■ Metin Alıntısı ■
22 Nisan 2020 22:45
Emel Akal
31 Ekim 1918’de galip devletlerin dayattığı mütareke şartlarını kabul etmeyen asker, sivil pek çok Türkiyeli siyasi aktör, 1919 yılı yaz başında işgal ordularının ve onlarla işbirliği yapmakta olan İmparatorluğun merkezi gücünün, yani Halife Sultanın ve onun hükümetinin elinin yetişemediği kadar uzağa çekildi. Başında Mustafa Kemal’in bulunduğu bir askeri yapının yanında, Anadolu’nun batı illerinde Redd-i İlhak, doğu illerinde Müdafaa-i Hukuk adı altında eşraf, mütegallibe ve aşiretler örgütlendi. Toplanan Erzurum ve Sivas Kongreleri ile direniş kararlılığı tepe noktasına vardı. Anadolu’daki bu toplanma ve karar alma süreçlerinin incelenmesi, bir toplumsal direnişin hangi aşamalardan geçerek örgütlendiğini anlatan bir laboratuvar gibidir.

■ Görev Koşulları ■
Yukarıdaki metin alıntısının "22 Nisan 2020" sözlerinden başlayıp "bir laboratuvar gibidir." sözleri de dahil olmak üzere o noktaya kadar uzanan kısmını birebir yazıya geçirin.

■ Sağlanan Veriler ■
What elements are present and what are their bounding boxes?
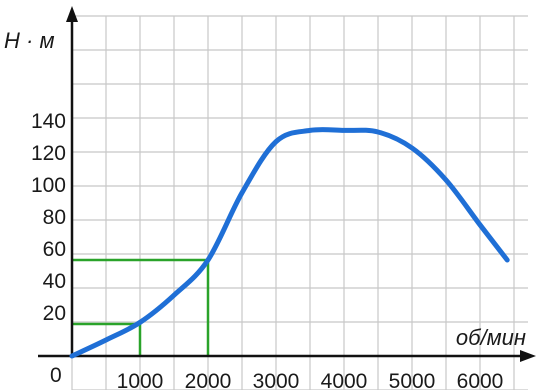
torque-curve	[69, 127, 510, 359]
origin-label: 0	[50, 364, 62, 387]
y-tick-label: 40	[43, 270, 66, 293]
axes	[38, 6, 536, 362]
y-axis-arrow	[66, 6, 78, 22]
y-axis-label: Н · м	[4, 28, 55, 53]
tick-labels: 20 40 60 80 100 120 140 1000 2000 3000 4000 5000 600…	[31, 110, 503, 390]
series	[69, 127, 510, 359]
x-tick-label: 4000	[321, 370, 368, 390]
y-tick-label: 140	[31, 110, 66, 133]
x-axis-label: об/мин	[456, 325, 526, 350]
y-tick-label: 20	[43, 302, 66, 325]
helper-lines	[72, 258, 210, 356]
x-tick-label: 3000	[253, 370, 300, 390]
y-tick-label: 80	[43, 206, 66, 229]
y-tick-label: 100	[31, 174, 66, 197]
y-tick-label: 60	[43, 238, 66, 261]
x-axis-arrow	[520, 350, 536, 362]
x-tick-label: 1000	[117, 370, 164, 390]
x-tick-label: 2000	[185, 370, 232, 390]
y-tick-label: 120	[31, 142, 66, 165]
x-tick-label: 6000	[457, 370, 504, 390]
grid	[71, 15, 528, 390]
x-tick-label: 5000	[389, 370, 436, 390]
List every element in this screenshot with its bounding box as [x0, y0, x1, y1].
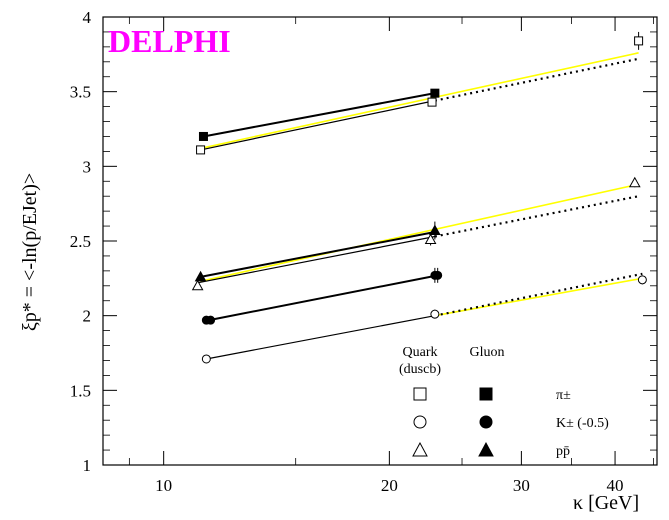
x-axis-title: κ [GeV]	[573, 492, 639, 514]
fit-line-quark-fit-yellow	[200, 183, 639, 283]
y-tick-label: 3	[83, 157, 92, 176]
legend-label: K± (-0.5)	[556, 416, 609, 431]
y-tick-label: 2	[83, 307, 92, 326]
point-p-gluon	[194, 270, 207, 282]
fit-lines	[197, 52, 643, 360]
legend-label: pp̄	[556, 444, 570, 459]
point-p-gluon	[429, 224, 441, 236]
fit-line-quark-fit	[200, 100, 435, 151]
y-tick-label: 2.5	[70, 232, 91, 251]
point-pi-quark	[427, 97, 437, 107]
fit-line-gluon-fit	[203, 92, 436, 138]
point-K-quark	[430, 309, 440, 319]
x-tick-label: 30	[513, 476, 530, 495]
fit-line-gluon-fit	[208, 274, 438, 322]
chart-title: DELPHI	[108, 23, 231, 59]
y-tick-label: 3.5	[70, 83, 91, 102]
y-tick-label: 4	[83, 8, 92, 27]
legend-label: π±	[556, 388, 571, 403]
fit-line-quark-extrap	[434, 272, 643, 317]
y-axis-title-text: ξp* = <-ln(p/EJet)>	[19, 173, 41, 331]
point-K-gluon	[433, 270, 443, 280]
point-K-gluon	[206, 315, 216, 325]
legend-symbol-gluon	[478, 441, 494, 457]
fit-line-quark-fit-yellow	[200, 52, 639, 150]
legend-symbol-quark	[412, 441, 428, 457]
fit-line-gluon-fit	[200, 231, 436, 278]
point-pi-quark	[634, 36, 644, 46]
point-K-quark	[637, 275, 647, 285]
point-pi-gluon	[430, 88, 440, 98]
legend-header-quark-sub: (duscb)	[399, 362, 441, 377]
legend-header-gluon: Gluon	[470, 345, 505, 360]
axes: 1 1.5 2 2.5 3 3.5 4 10 20 30 40	[70, 8, 657, 495]
legend: Quark (duscb) Gluon π± K± (-0.5) pp̄	[399, 345, 609, 459]
fit-line-quark-fit	[206, 315, 435, 360]
point-pi-gluon	[198, 131, 208, 141]
x-tick-label: 10	[155, 476, 172, 495]
fit-line-quark-fit	[197, 235, 435, 284]
x-tick-label: 40	[607, 476, 624, 495]
point-p-quark	[628, 176, 641, 188]
point-p-quark	[191, 279, 204, 291]
point-p-quark	[424, 233, 437, 245]
point-K-quark	[201, 354, 211, 364]
legend-symbol-quark	[413, 387, 427, 401]
fit-line-quark-extrap	[434, 195, 639, 238]
legend-symbol-quark	[413, 415, 427, 429]
point-pi-quark	[196, 145, 206, 155]
y-tick-label: 1.5	[70, 381, 91, 400]
data-markers	[191, 31, 647, 364]
legend-symbol-gluon	[479, 415, 493, 429]
y-tick-label: 1	[83, 456, 92, 475]
fit-line-quark-extrap	[434, 57, 639, 102]
x-tick-label: 20	[381, 476, 398, 495]
fit-line-quark-fit-yellow	[434, 277, 643, 317]
legend-header-quark: Quark	[403, 345, 438, 360]
y-axis-title: ξp* = <-ln(p/EJet)>	[19, 173, 41, 331]
legend-symbol-gluon	[479, 387, 493, 401]
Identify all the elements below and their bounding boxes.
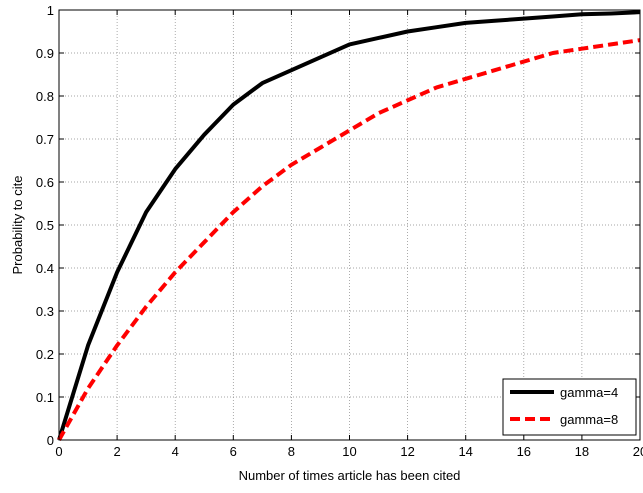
x-tick-label: 4 — [172, 444, 179, 459]
x-tick-label: 2 — [113, 444, 120, 459]
legend-box — [502, 378, 637, 436]
y-tick-label: 0.4 — [36, 261, 54, 276]
x-tick-label: 8 — [288, 444, 295, 459]
y-tick-label: 0.7 — [36, 132, 54, 147]
y-tick-label: 0.6 — [36, 175, 54, 190]
x-tick-label: 20 — [633, 444, 643, 459]
legend-label-gamma-4: gamma=4 — [560, 385, 618, 400]
x-tick-label: 14 — [458, 444, 472, 459]
x-tick-label: 12 — [400, 444, 414, 459]
series-line-gamma-8 — [57, 38, 641, 441]
grid — [59, 10, 640, 440]
legend: gamma=4 gamma=8 — [502, 378, 637, 436]
y-tick-label: 0.9 — [36, 46, 54, 61]
y-tick-label: 1 — [47, 3, 54, 18]
series-layer — [57, 10, 641, 441]
x-axis-label: Number of times article has been cited — [239, 468, 461, 483]
axis-ticks: 0 2 4 6 8 10 12 14 16 18 20 0 0.1 0.2 0.3 0.4 0.5 0.6 0.7 0… — [36, 3, 643, 459]
series-line-gamma-4 — [57, 10, 641, 441]
y-tick-label: 0.2 — [36, 347, 54, 362]
y-tick-label: 0.1 — [36, 390, 54, 405]
y-axis-label: Probability to cite — [10, 176, 25, 275]
x-tick-label: 18 — [575, 444, 589, 459]
y-tick-label: 0.8 — [36, 89, 54, 104]
y-tick-label: 0.3 — [36, 304, 54, 319]
x-tick-label: 0 — [55, 444, 62, 459]
y-tick-label: 0 — [47, 433, 54, 448]
x-tick-label: 10 — [342, 444, 356, 459]
x-tick-label: 6 — [230, 444, 237, 459]
y-tick-label: 0.5 — [36, 218, 54, 233]
legend-label-gamma-8: gamma=8 — [560, 412, 618, 427]
x-tick-label: 16 — [517, 444, 531, 459]
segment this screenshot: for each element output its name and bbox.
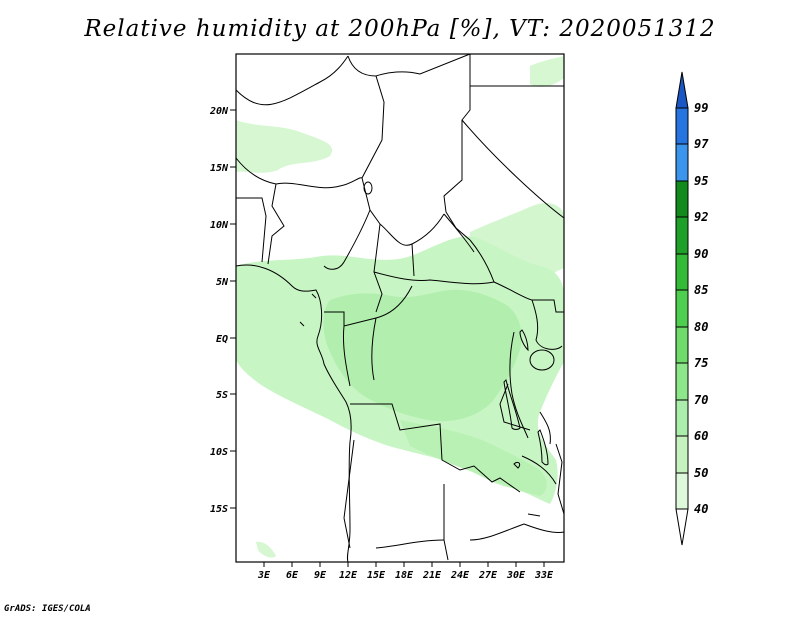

■ Yazılı Yanıt ■
22 Nisan 2020 22:45
Emel Akal
31 Ekim 1918’de galip devletlerin dayattığı mütareke şartlarını kabul etmeyen asker, sivil pek çok Türkiyeli siyasi aktör, 1919 yılı yaz başında işgal ordularının ve onlarla işbirliği yapmakta olan İmparatorluğun merkezi gücünün, yani Halife Sultanın ve onun hükümetinin elinin yetişemediği kadar uzağa çekildi. Başında Mustafa Kemal’in bulunduğu bir askeri yapının yanında, Anadolu’nun batı illerinde Redd-i İlhak, doğu illerinde Müdafaa-i Hukuk adı altında eşraf, mütegallibe ve aşiretler örgütlendi. Toplanan Erzurum ve Sivas Kongreleri ile direniş kararlılığı tepe noktasına vardı. Anadolu’daki bu toplanma ve karar alma süreçlerinin incelenmesi, bir toplumsal direnişin hangi aşamalardan geçerek örgütlendiğini anlatan bir laboratuvar gibidir.